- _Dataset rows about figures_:
* * * * *
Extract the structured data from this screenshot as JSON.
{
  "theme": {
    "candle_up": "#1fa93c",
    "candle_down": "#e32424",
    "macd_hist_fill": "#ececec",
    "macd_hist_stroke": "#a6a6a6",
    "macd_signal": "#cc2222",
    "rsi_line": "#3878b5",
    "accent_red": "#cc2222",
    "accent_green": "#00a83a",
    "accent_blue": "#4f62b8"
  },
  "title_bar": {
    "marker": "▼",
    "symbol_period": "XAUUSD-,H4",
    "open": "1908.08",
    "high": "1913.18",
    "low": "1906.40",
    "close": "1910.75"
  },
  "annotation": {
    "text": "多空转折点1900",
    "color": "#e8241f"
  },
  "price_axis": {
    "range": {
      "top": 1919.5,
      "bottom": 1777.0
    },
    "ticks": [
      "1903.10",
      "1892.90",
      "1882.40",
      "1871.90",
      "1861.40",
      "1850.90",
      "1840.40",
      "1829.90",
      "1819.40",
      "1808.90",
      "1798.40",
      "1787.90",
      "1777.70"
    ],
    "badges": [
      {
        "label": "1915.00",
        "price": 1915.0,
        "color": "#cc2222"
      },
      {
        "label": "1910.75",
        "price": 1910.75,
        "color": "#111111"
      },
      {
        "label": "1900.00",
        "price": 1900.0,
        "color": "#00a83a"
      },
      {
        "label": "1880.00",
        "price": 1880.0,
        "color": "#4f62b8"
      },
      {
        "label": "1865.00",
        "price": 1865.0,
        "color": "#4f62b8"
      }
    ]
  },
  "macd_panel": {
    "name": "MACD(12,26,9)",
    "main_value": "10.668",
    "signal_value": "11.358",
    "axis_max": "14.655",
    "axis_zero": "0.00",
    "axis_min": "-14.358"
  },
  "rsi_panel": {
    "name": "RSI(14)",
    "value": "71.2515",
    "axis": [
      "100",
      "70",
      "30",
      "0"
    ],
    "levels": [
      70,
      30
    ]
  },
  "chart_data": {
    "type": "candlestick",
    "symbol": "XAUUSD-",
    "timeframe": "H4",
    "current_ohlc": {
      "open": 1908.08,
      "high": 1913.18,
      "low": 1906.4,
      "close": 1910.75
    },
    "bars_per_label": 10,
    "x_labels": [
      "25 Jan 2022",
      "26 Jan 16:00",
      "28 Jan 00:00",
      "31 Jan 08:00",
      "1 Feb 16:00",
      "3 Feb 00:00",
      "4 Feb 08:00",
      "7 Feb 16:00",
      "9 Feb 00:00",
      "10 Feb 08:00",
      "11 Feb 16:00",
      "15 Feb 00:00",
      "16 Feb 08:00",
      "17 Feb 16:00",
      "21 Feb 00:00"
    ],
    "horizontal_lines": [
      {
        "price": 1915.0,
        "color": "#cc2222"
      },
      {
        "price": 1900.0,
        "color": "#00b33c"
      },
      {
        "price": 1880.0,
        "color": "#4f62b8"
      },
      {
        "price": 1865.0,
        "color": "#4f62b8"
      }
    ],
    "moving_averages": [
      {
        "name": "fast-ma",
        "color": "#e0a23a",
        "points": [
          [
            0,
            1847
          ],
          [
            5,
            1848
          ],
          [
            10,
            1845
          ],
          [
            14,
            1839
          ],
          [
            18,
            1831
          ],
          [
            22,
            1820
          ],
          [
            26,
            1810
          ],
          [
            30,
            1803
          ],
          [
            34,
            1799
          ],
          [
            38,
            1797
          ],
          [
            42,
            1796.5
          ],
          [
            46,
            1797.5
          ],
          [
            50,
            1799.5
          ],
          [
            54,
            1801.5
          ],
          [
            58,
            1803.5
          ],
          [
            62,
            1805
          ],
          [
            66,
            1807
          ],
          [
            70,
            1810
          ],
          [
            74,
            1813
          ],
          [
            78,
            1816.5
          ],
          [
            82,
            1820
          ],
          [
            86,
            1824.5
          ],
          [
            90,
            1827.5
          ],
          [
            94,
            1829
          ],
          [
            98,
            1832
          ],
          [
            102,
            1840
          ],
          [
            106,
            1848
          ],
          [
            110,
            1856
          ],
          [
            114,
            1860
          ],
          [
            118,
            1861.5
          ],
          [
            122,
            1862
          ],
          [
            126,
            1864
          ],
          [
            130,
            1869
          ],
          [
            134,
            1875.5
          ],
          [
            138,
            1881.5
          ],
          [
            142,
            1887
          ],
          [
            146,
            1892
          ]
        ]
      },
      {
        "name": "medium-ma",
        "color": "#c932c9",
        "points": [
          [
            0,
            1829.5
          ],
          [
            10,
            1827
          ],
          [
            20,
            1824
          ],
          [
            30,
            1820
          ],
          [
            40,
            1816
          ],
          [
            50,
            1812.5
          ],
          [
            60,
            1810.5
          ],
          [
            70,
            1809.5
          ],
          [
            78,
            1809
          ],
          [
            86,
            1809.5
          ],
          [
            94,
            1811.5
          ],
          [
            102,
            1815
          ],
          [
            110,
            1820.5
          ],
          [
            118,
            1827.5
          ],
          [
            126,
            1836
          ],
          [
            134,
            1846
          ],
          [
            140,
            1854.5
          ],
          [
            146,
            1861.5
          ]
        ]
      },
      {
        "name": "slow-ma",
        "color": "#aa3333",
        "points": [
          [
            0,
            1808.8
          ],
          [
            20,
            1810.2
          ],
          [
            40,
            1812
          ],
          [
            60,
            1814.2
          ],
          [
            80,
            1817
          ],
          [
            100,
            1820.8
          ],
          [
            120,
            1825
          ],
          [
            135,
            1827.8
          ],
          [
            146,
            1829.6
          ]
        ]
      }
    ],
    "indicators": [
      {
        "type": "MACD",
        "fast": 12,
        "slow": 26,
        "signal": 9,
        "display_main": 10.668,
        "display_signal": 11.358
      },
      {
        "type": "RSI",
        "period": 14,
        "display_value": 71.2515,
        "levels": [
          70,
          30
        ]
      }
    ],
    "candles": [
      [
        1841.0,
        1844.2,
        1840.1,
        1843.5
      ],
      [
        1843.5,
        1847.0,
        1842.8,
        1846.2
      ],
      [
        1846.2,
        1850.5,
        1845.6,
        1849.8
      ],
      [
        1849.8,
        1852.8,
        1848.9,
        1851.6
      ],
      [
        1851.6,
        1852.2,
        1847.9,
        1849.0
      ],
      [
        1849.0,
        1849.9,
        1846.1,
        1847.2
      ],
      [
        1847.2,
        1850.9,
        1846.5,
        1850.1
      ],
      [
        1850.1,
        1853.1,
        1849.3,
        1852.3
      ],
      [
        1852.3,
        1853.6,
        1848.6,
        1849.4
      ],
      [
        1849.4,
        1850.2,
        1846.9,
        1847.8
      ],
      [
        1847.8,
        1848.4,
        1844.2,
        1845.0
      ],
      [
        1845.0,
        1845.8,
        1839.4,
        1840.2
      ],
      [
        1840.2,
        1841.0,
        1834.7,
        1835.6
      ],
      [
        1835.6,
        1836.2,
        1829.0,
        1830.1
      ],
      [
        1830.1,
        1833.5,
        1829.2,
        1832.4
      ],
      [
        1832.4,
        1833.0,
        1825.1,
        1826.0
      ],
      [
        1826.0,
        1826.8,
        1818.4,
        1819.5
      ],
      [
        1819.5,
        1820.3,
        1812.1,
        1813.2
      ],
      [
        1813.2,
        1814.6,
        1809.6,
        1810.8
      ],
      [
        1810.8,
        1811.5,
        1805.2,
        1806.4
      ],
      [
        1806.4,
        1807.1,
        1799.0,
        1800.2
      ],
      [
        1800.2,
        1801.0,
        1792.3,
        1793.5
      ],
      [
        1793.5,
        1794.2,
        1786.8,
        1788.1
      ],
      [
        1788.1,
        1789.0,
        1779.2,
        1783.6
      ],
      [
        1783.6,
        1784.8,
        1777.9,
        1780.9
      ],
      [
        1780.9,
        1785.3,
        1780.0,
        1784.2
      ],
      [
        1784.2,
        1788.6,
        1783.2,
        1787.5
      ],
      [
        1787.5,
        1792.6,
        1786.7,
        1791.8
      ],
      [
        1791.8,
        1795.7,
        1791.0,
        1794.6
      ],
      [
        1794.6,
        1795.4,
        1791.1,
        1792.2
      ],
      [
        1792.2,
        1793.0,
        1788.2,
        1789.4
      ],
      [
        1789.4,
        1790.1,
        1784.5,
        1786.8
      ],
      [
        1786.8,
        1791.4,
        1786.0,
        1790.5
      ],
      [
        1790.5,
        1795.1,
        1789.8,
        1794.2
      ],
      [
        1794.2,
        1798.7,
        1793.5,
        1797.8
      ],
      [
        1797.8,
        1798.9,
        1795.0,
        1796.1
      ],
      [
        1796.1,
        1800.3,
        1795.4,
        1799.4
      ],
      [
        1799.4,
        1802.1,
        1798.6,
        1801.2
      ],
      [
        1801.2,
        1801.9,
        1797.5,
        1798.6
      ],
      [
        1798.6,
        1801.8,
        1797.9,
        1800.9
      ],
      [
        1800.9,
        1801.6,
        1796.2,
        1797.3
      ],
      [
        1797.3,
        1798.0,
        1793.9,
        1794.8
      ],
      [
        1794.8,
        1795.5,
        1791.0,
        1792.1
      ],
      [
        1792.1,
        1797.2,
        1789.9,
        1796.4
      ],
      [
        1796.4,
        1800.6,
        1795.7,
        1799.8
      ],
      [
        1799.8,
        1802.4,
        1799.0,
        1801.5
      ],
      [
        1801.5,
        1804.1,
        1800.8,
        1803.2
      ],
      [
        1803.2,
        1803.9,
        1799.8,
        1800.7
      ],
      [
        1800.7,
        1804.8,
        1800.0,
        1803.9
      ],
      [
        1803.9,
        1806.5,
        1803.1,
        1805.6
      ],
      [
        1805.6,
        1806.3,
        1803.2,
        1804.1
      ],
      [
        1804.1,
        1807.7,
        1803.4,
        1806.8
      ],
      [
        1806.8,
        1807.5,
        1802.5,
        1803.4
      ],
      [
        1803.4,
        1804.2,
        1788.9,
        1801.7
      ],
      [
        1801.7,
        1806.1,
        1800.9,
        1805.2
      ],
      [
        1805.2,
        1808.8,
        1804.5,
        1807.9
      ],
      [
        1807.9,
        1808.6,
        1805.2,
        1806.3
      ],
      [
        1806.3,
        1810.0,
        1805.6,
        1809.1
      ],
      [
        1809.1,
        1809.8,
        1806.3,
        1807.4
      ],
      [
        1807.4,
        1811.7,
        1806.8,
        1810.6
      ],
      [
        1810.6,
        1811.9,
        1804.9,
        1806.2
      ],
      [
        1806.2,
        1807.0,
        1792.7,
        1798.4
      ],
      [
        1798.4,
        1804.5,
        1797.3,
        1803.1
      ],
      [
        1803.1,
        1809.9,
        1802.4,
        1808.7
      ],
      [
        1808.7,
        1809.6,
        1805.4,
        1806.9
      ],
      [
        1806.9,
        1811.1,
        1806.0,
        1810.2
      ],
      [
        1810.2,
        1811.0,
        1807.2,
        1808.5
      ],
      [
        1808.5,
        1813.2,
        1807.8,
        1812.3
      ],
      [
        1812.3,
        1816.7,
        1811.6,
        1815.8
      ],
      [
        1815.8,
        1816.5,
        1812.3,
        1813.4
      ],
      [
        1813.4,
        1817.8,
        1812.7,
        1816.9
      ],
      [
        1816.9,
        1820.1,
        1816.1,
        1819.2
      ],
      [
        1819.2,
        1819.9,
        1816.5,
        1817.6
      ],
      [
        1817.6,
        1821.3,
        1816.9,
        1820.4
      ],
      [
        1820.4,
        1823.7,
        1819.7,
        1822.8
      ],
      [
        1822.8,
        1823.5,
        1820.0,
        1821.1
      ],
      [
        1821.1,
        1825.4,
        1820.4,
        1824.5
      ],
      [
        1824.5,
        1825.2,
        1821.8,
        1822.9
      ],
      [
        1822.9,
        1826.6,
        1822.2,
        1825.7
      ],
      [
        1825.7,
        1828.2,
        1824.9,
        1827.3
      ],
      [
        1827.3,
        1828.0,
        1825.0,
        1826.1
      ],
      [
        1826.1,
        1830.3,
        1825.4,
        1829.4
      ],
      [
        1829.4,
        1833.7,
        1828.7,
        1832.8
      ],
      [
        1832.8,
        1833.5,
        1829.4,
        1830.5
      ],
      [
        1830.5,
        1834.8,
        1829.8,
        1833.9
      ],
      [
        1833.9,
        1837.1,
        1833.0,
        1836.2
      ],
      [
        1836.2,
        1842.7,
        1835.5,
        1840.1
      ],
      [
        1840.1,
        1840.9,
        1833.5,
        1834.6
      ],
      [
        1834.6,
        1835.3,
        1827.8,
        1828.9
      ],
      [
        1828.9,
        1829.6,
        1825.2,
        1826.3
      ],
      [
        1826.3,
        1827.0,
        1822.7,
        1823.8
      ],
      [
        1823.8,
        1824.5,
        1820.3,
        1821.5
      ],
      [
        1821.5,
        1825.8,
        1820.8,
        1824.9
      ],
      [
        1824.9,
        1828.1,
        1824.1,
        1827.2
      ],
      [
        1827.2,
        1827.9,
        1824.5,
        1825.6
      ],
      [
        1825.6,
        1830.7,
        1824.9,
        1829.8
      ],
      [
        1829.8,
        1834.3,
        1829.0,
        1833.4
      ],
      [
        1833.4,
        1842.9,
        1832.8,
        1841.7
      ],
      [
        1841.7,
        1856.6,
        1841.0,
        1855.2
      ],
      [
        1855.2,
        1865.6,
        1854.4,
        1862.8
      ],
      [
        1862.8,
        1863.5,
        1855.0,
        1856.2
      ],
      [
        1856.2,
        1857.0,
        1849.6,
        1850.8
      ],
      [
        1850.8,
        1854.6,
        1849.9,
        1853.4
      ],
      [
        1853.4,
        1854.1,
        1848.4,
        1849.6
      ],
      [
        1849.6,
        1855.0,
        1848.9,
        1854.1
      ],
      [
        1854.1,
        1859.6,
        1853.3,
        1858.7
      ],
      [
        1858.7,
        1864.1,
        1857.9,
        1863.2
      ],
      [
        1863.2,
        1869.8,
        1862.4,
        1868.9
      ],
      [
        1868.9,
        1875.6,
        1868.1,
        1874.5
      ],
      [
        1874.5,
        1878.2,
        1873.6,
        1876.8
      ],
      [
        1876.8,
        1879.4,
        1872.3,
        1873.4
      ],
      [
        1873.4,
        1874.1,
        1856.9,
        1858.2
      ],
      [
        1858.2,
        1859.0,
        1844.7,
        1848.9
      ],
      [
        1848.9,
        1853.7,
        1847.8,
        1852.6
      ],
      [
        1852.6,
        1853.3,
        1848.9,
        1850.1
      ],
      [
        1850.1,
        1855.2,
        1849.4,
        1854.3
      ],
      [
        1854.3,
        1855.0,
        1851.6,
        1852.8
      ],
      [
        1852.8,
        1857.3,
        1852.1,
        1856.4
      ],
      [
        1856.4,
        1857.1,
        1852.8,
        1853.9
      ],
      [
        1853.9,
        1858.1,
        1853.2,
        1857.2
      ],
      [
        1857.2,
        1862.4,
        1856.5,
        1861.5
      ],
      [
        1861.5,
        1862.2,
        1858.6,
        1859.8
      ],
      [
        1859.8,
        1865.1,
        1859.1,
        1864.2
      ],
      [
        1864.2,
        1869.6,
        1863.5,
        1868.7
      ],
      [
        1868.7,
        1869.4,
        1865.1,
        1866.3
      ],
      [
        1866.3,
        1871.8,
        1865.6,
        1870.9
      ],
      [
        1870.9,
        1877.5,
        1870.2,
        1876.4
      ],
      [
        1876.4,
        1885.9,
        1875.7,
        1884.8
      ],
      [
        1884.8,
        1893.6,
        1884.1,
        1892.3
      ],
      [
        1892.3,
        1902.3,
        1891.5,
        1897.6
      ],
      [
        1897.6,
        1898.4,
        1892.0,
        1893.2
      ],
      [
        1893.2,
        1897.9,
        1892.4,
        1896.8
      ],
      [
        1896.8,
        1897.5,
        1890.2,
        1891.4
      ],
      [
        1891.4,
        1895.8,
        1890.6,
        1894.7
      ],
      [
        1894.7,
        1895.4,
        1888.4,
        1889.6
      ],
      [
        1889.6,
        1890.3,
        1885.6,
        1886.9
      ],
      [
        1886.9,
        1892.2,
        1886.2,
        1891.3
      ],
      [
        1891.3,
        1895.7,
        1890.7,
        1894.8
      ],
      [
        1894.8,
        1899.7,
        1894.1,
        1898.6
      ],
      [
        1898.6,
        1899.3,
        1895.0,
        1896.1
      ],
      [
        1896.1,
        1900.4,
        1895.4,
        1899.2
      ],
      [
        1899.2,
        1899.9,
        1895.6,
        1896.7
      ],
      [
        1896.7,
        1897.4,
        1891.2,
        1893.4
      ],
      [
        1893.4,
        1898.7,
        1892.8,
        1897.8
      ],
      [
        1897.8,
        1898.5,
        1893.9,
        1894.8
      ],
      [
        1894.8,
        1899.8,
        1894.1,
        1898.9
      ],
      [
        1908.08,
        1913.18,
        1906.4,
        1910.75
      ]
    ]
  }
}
* * * * *
- _What is needed_: Locate each line with the word "name" and copy it.

- _The result_:
    "name": "MACD(12,26,9)",
    "name": "RSI(14)",
        "name": "fast-ma",
        "name": "medium-ma",
        "name": "slow-ma",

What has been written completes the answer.